- [Required work] How many of the lines below contain the string "unit"? Reply with the count alone.
** Begin Exercise data **
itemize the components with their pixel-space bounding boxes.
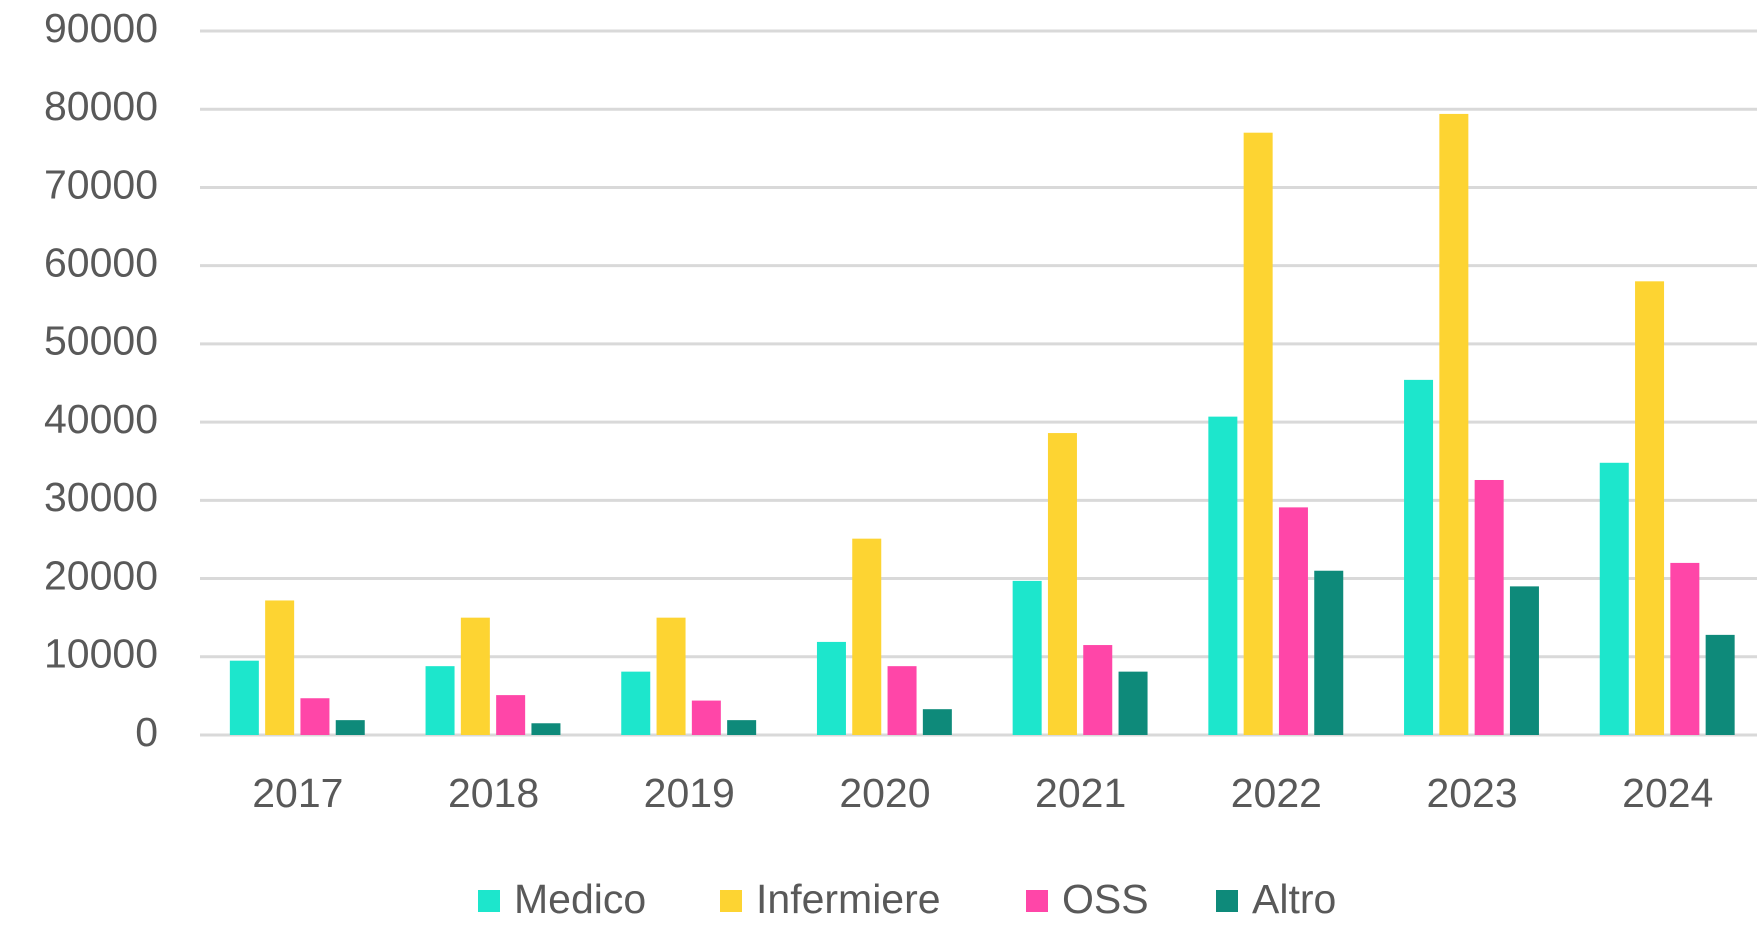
x-tick-label: 2022	[1231, 770, 1322, 816]
bar	[656, 617, 686, 735]
x-tick-label: 2018	[448, 770, 539, 816]
bar	[691, 700, 721, 735]
bar	[1047, 433, 1077, 735]
bar	[1243, 132, 1273, 735]
y-tick-label: 80000	[44, 83, 158, 129]
bar	[496, 695, 526, 735]
x-tick-label: 2021	[1035, 770, 1126, 816]
legend-swatch	[1026, 890, 1048, 912]
bar	[335, 720, 365, 735]
bar	[621, 671, 651, 735]
bar	[852, 538, 882, 735]
legend-swatch	[478, 890, 500, 912]
legend-label: Medico	[514, 876, 646, 922]
y-tick-label: 0	[135, 709, 158, 755]
x-tick-label: 2023	[1426, 770, 1517, 816]
bar	[922, 709, 952, 735]
x-tick-label: 2024	[1622, 770, 1713, 816]
bar	[1404, 379, 1434, 735]
bar	[1439, 113, 1469, 736]
y-tick-label: 40000	[44, 396, 158, 442]
x-tick-label: 2020	[839, 770, 930, 816]
bar	[1118, 671, 1148, 735]
y-tick-label: 50000	[44, 318, 158, 364]
legend-label: Altro	[1252, 876, 1336, 922]
bar	[1635, 281, 1665, 735]
legend-swatch	[720, 890, 742, 912]
y-tick-label: 10000	[44, 631, 158, 677]
bar	[887, 666, 917, 735]
y-tick-label: 90000	[44, 5, 158, 51]
bar	[265, 600, 295, 735]
bar	[425, 666, 455, 735]
legend-label: OSS	[1062, 876, 1149, 922]
y-tick-label: 60000	[44, 239, 158, 285]
bar	[229, 660, 259, 735]
y-tick-label: 30000	[44, 474, 158, 520]
bar	[1314, 570, 1344, 735]
bar	[460, 617, 490, 735]
y-tick-label: 70000	[44, 161, 158, 207]
x-tick-label: 2019	[644, 770, 735, 816]
bar	[1509, 586, 1539, 735]
bar	[531, 723, 561, 735]
bar	[1012, 580, 1042, 735]
bar	[816, 641, 846, 735]
bar	[300, 698, 330, 735]
bar	[727, 720, 757, 735]
legend-label: Infermiere	[756, 876, 941, 922]
bar	[1670, 562, 1700, 735]
bar	[1705, 634, 1735, 735]
x-tick-label: 2017	[252, 770, 343, 816]
bar	[1474, 479, 1504, 735]
bar	[1083, 645, 1113, 735]
legend-swatch	[1216, 890, 1238, 912]
bar	[1278, 507, 1308, 735]
bar	[1599, 462, 1629, 735]
y-tick-label: 20000	[44, 552, 158, 598]
bar	[1208, 416, 1238, 735]
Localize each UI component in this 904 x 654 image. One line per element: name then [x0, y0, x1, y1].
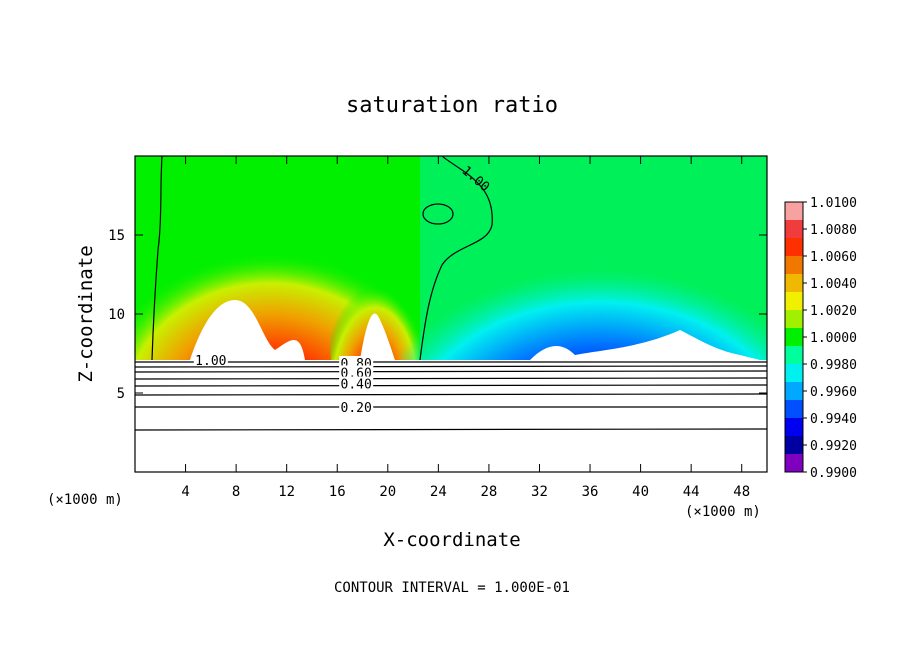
colorbar-label: 1.0020: [810, 304, 857, 319]
x-unit-left: (×1000 m): [47, 492, 123, 508]
contour-near-surface: [134, 361, 768, 431]
x-axis-label: X-coordinate: [383, 529, 520, 551]
contour-label-bg: [339, 400, 374, 414]
colorbar-label: 0.9940: [810, 412, 857, 427]
colorbar-swatch: [785, 364, 803, 383]
contour-1-00-closed: [422, 203, 454, 225]
x-axis: 4 8 12 16 20 24 28 32 36 40 44 48: [181, 156, 750, 500]
x-tick-label: 4: [181, 484, 189, 500]
colorbar-swatch: [785, 400, 803, 419]
contour-label: 1.00: [195, 354, 226, 369]
colorbar-swatch: [785, 346, 803, 365]
contour-interval-note: CONTOUR INTERVAL = 1.000E-01: [334, 580, 570, 596]
colorbar-label: 0.9960: [810, 385, 857, 400]
colorbar-label: 1.0100: [810, 196, 857, 211]
x-tick-label: 12: [278, 484, 295, 500]
x-tick-label: 8: [232, 484, 240, 500]
contour-label: 0.40: [341, 378, 372, 393]
cloud-free-region: [190, 300, 760, 360]
contour-label-bg: [193, 352, 228, 366]
colorbar-swatch: [785, 436, 803, 455]
y-tick-label: 5: [117, 386, 125, 402]
chart-title: saturation ratio: [346, 93, 558, 118]
colorbar-label: 1.0000: [810, 331, 857, 346]
contour-label-bg: [339, 365, 374, 379]
colorbar-swatch: [785, 292, 803, 311]
x-tick-label: 20: [379, 484, 396, 500]
contour-lines: [134, 155, 768, 431]
colorbar-swatch: [785, 328, 803, 347]
lower-field: [135, 360, 767, 472]
contour-label: 0.20: [341, 401, 372, 416]
plot-area: [135, 156, 767, 472]
colorbar-label: 1.0060: [810, 250, 857, 265]
colorbar-label: 0.9980: [810, 358, 857, 373]
y-tick-label: 15: [108, 228, 125, 244]
colorbar-swatch: [785, 256, 803, 275]
contour-1-00-left: [151, 155, 163, 361]
x-tick-label: 44: [683, 484, 700, 500]
colorbar-swatch: [785, 418, 803, 437]
colorbar-label: 0.9920: [810, 439, 857, 454]
colorbar: 1.0100 1.0080 1.0060 1.0040 1.0020 1.0000 0.99…: [784, 196, 857, 481]
colorbar-swatch: [785, 202, 803, 221]
x-unit-right: (×1000 m): [685, 504, 761, 520]
colorbar-swatch: [785, 274, 803, 293]
colorbar-swatch: [785, 454, 803, 473]
colorbar-swatch: [785, 310, 803, 329]
x-tick-label: 28: [480, 484, 497, 500]
x-tick-label: 32: [531, 484, 548, 500]
x-tick-label: 40: [632, 484, 649, 500]
colorbar-swatch: [785, 238, 803, 257]
colorbar-swatch: [785, 220, 803, 239]
x-tick-label: 48: [733, 484, 750, 500]
x-tick-label: 16: [329, 484, 346, 500]
colorbar-label: 1.0040: [810, 277, 857, 292]
y-axis: 5 10 15: [108, 228, 767, 402]
contour-label-bg: [339, 376, 374, 390]
contour-1-00-mid: [419, 155, 493, 361]
colorbar-label: 0.9900: [810, 466, 857, 481]
colorbar-swatch: [785, 382, 803, 401]
y-axis-label: Z-coordinate: [75, 245, 97, 382]
colorbar-label: 1.0080: [810, 223, 857, 238]
y-tick-label: 10: [108, 307, 125, 323]
x-tick-label: 36: [582, 484, 599, 500]
x-tick-label: 24: [430, 484, 447, 500]
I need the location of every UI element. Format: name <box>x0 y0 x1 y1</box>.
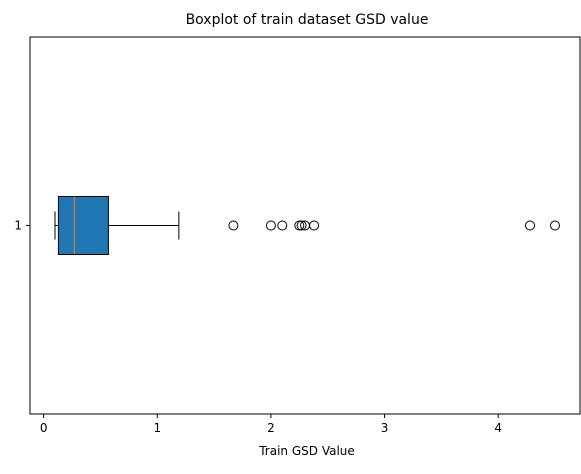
** End Exercise data **
- [Result for this exercise] 2